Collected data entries
******************************

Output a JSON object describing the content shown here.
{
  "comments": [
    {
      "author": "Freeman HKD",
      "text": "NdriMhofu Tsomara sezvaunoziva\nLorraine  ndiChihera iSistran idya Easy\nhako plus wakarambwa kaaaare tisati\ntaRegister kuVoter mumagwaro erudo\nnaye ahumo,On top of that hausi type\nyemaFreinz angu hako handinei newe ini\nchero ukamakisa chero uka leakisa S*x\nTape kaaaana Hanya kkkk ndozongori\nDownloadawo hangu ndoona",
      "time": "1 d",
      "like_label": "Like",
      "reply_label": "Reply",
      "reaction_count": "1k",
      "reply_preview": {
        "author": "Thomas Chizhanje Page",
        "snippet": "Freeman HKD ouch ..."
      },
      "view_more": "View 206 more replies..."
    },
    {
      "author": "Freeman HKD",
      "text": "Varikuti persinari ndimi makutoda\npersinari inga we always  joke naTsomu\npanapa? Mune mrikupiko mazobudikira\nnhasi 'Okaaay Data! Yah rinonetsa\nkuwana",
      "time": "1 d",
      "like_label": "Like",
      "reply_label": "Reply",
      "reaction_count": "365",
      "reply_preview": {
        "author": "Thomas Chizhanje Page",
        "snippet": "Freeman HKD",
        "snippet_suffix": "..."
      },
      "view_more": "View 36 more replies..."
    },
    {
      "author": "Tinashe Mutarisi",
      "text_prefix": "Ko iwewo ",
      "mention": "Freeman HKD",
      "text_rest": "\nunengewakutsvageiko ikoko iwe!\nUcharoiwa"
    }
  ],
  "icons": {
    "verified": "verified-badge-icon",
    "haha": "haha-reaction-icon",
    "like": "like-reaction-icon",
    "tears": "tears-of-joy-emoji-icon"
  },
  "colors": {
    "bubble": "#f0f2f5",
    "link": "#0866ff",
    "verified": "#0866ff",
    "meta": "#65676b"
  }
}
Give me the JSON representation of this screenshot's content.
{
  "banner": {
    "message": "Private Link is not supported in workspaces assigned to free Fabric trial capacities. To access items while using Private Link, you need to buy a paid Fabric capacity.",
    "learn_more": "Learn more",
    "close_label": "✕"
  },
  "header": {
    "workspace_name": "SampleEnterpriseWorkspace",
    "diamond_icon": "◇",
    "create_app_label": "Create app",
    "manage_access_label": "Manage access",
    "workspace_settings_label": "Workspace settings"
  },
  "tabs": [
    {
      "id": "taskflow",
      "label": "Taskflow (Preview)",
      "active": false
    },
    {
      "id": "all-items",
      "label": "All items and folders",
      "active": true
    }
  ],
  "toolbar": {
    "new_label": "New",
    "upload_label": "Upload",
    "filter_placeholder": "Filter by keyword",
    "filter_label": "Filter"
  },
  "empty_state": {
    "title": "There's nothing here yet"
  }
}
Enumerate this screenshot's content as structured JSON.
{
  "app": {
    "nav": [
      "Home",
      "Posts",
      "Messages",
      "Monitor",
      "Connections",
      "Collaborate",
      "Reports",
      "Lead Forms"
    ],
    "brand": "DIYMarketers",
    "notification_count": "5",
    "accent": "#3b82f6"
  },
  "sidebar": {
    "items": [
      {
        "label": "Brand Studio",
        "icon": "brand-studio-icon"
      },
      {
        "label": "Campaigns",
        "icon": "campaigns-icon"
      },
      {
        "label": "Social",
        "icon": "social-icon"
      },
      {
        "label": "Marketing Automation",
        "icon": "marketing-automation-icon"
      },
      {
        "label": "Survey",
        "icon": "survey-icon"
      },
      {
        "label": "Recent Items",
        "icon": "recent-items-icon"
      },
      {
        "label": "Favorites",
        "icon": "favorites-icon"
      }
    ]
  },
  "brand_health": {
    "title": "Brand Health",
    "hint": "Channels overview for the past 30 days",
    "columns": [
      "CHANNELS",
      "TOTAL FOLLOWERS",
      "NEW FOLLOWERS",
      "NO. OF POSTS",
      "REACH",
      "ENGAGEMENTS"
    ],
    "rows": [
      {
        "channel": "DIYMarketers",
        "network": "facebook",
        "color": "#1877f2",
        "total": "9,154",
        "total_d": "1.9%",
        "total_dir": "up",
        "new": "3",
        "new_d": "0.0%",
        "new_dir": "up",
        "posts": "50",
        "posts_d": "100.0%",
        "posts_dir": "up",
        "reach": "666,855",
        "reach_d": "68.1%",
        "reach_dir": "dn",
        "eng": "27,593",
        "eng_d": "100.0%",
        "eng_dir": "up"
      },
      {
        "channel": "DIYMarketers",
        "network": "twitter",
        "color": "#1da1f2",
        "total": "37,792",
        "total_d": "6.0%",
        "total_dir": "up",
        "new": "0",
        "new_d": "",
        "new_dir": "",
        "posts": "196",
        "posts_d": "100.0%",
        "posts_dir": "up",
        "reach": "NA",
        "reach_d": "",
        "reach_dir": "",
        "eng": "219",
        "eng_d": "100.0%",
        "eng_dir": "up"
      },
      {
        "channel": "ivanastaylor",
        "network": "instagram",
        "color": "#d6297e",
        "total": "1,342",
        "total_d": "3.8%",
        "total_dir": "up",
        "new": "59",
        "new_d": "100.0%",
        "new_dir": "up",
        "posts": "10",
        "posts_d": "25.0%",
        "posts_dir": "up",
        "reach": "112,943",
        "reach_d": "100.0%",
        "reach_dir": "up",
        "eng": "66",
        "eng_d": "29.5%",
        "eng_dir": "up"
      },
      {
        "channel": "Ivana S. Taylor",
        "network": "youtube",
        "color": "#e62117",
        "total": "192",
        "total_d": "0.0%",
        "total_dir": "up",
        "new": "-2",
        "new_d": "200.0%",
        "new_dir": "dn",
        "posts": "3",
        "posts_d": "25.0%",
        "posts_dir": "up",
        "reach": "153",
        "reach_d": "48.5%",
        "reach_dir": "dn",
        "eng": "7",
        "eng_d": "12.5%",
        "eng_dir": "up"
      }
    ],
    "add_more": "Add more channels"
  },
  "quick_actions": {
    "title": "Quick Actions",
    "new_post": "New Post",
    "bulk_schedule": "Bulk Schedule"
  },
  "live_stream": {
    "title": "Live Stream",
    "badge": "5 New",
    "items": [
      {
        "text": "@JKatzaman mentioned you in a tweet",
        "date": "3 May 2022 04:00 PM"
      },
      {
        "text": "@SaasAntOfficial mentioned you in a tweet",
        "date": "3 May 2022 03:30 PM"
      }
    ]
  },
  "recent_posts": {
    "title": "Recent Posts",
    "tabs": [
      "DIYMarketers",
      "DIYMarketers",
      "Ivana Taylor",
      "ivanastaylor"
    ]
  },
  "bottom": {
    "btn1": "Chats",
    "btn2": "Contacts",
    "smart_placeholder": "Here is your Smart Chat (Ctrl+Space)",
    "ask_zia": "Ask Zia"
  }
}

******************************

▶ **Work to do**
Pull out each line of the listing that holds the string "badge".

▶ **Written solution**
    "verified": "verified-badge-icon",
    "badge": "5 New",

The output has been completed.